* TASK OBJECTIVE
Find "Output the text content of this document." in the records that follow; print that line and each subsequent line through the last one, verbatim and with nothing added.

* EXTRACTED RECORDS
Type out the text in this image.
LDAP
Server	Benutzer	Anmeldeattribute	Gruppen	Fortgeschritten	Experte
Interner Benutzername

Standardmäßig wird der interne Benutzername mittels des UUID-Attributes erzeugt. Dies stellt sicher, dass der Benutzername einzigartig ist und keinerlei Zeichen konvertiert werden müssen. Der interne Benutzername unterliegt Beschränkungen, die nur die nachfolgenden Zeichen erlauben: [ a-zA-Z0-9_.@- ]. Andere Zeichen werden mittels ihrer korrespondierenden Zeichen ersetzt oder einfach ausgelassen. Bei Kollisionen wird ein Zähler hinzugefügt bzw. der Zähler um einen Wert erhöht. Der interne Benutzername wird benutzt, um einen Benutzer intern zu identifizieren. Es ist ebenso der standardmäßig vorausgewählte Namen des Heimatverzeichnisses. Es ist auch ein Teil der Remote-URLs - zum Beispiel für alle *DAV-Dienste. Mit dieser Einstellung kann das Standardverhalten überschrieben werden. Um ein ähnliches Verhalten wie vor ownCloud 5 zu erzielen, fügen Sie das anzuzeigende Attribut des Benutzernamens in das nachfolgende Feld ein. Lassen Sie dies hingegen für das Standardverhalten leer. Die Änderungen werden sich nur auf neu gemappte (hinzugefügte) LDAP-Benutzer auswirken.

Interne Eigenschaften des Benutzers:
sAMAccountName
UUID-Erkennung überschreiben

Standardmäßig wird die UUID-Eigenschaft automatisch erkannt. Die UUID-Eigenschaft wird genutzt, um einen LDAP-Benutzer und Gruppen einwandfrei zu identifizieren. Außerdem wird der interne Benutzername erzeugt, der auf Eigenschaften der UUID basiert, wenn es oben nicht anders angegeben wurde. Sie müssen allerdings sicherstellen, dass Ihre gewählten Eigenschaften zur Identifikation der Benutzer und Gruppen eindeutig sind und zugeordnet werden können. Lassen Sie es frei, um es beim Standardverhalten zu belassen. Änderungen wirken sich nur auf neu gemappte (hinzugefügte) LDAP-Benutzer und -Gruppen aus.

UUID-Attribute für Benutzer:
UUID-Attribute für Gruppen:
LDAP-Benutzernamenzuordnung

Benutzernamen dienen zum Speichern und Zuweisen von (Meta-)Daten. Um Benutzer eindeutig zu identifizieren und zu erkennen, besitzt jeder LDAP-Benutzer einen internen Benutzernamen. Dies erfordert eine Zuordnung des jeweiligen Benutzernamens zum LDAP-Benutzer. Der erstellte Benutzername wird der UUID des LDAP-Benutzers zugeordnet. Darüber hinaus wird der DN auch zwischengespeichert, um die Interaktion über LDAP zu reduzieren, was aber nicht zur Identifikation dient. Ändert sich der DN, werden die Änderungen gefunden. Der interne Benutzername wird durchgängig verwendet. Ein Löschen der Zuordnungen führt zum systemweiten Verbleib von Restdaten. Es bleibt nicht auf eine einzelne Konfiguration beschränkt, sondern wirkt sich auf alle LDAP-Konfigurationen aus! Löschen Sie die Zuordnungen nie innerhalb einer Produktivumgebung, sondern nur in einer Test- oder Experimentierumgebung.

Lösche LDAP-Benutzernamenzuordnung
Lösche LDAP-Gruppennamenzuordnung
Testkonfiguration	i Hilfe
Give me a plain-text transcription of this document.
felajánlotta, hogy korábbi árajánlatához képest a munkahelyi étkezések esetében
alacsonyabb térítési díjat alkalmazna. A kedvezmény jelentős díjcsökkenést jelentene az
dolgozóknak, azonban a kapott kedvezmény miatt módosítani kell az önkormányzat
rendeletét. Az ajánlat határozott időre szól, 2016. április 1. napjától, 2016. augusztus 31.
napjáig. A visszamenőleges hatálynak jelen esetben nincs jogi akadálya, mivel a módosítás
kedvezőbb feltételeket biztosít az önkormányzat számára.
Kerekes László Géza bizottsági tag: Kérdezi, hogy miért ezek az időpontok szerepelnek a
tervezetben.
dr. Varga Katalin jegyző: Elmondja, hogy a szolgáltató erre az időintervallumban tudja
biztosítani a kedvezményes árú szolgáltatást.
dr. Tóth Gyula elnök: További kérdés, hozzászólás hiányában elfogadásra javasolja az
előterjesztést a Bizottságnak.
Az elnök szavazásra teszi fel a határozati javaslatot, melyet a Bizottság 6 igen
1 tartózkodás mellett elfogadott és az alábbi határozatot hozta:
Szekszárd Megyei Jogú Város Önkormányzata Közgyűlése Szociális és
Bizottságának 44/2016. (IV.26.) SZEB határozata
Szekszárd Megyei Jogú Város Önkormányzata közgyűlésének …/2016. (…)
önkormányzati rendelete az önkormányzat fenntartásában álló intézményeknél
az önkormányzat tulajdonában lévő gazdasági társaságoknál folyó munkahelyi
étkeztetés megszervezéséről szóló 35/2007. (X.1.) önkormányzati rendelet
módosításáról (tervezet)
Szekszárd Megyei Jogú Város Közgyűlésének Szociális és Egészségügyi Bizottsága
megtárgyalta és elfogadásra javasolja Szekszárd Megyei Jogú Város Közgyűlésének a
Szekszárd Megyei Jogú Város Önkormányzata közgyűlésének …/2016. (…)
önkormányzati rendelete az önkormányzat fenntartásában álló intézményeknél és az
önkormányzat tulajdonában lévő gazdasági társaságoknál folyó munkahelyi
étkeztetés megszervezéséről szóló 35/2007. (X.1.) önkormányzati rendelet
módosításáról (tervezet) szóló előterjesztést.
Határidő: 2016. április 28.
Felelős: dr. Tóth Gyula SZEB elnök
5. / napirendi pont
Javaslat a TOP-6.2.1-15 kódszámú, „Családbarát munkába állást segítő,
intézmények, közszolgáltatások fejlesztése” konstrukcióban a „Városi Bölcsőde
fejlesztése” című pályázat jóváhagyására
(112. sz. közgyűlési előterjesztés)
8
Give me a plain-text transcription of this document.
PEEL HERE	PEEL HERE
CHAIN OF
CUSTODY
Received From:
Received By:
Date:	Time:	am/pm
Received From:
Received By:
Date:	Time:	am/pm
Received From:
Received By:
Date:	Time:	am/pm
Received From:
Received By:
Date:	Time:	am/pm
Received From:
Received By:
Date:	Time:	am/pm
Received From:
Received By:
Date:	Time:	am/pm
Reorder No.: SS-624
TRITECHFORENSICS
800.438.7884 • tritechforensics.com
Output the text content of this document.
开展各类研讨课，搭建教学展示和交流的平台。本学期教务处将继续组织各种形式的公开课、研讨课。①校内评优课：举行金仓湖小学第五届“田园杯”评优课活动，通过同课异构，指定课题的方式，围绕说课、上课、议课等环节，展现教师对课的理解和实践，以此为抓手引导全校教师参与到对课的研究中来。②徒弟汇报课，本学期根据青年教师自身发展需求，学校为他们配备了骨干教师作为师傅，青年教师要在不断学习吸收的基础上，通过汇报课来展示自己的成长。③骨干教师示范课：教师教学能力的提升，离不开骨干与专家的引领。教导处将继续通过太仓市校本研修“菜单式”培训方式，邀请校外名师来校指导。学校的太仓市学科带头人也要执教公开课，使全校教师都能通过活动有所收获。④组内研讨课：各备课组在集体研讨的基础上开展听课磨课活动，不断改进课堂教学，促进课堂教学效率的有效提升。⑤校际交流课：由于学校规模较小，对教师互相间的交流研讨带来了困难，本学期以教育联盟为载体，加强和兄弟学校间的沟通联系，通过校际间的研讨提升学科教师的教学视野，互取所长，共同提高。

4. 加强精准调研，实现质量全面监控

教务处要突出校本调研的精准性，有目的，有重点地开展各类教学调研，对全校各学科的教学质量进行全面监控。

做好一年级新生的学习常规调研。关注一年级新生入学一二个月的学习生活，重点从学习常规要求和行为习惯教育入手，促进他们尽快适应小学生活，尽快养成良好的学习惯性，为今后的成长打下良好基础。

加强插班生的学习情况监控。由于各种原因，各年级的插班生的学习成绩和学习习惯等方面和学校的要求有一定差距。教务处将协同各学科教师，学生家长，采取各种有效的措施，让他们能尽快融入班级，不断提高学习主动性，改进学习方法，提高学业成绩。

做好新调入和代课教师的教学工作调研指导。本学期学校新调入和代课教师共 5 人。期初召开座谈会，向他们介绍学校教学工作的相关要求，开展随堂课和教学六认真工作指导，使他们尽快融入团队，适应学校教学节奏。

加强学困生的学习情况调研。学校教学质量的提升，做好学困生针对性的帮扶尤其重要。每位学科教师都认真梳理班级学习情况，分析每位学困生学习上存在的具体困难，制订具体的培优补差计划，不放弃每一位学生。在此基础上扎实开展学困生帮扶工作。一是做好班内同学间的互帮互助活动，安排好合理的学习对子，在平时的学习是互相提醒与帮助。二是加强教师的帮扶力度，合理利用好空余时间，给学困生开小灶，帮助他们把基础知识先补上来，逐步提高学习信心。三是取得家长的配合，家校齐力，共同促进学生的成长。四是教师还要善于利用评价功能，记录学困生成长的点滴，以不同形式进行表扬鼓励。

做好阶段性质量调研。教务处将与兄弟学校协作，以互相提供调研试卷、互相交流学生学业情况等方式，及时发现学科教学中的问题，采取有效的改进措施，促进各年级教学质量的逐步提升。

* EXERCISE RESPONSE
Output the text content of this document.
开展各类研讨课，搭建教学展示和交流的平台。本学期教务处将继续组织各种形式的公开课、研讨课。①校内评优课：举行金仓湖小学第五届“田园杯”评优课活动，通过同课异构，指定课题的方式，围绕说课、上课、议课等环节，展现教师对课的理解和实践，以此为抓手引导全校教师参与到对课的研究中来。②徒弟汇报课，本学期根据青年教师自身发展需求，学校为他们配备了骨干教师作为师傅，青年教师要在不断学习吸收的基础上，通过汇报课来展示自己的成长。③骨干教师示范课：教师教学能力的提升，离不开骨干与专家的引领。教导处将继续通过太仓市校本研修“菜单式”培训方式，邀请校外名师来校指导。学校的太仓市学科带头人也要执教公开课，使全校教师都能通过活动有所收获。④组内研讨课：各备课组在集体研讨的基础上开展听课磨课活动，不断改进课堂教学，促进课堂教学效率的有效提升。⑤校际交流课：由于学校规模较小，对教师互相间的交流研讨带来了困难，本学期以教育联盟为载体，加强和兄弟学校间的沟通联系，通过校际间的研讨提升学科教师的教学视野，互取所长，共同提高。

4. 加强精准调研，实现质量全面监控

教务处要突出校本调研的精准性，有目的，有重点地开展各类教学调研，对全校各学科的教学质量进行全面监控。

做好一年级新生的学习常规调研。关注一年级新生入学一二个月的学习生活，重点从学习常规要求和行为习惯教育入手，促进他们尽快适应小学生活，尽快养成良好的学习惯性，为今后的成长打下良好基础。

加强插班生的学习情况监控。由于各种原因，各年级的插班生的学习成绩和学习习惯等方面和学校的要求有一定差距。教务处将协同各学科教师，学生家长，采取各种有效的措施，让他们能尽快融入班级，不断提高学习主动性，改进学习方法，提高学业成绩。

做好新调入和代课教师的教学工作调研指导。本学期学校新调入和代课教师共 5 人。期初召开座谈会，向他们介绍学校教学工作的相关要求，开展随堂课和教学六认真工作指导，使他们尽快融入团队，适应学校教学节奏。

加强学困生的学习情况调研。学校教学质量的提升，做好学困生针对性的帮扶尤其重要。每位学科教师都认真梳理班级学习情况，分析每位学困生学习上存在的具体困难，制订具体的培优补差计划，不放弃每一位学生。在此基础上扎实开展学困生帮扶工作。一是做好班内同学间的互帮互助活动，安排好合理的学习对子，在平时的学习是互相提醒与帮助。二是加强教师的帮扶力度，合理利用好空余时间，给学困生开小灶，帮助他们把基础知识先补上来，逐步提高学习信心。三是取得家长的配合，家校齐力，共同促进学生的成长。四是教师还要善于利用评价功能，记录学困生成长的点滴，以不同形式进行表扬鼓励。

做好阶段性质量调研。教务处将与兄弟学校协作，以互相提供调研试卷、互相交流学生学业情况等方式，及时发现学科教学中的问题，采取有效的改进措施，促进各年级教学质量的逐步提升。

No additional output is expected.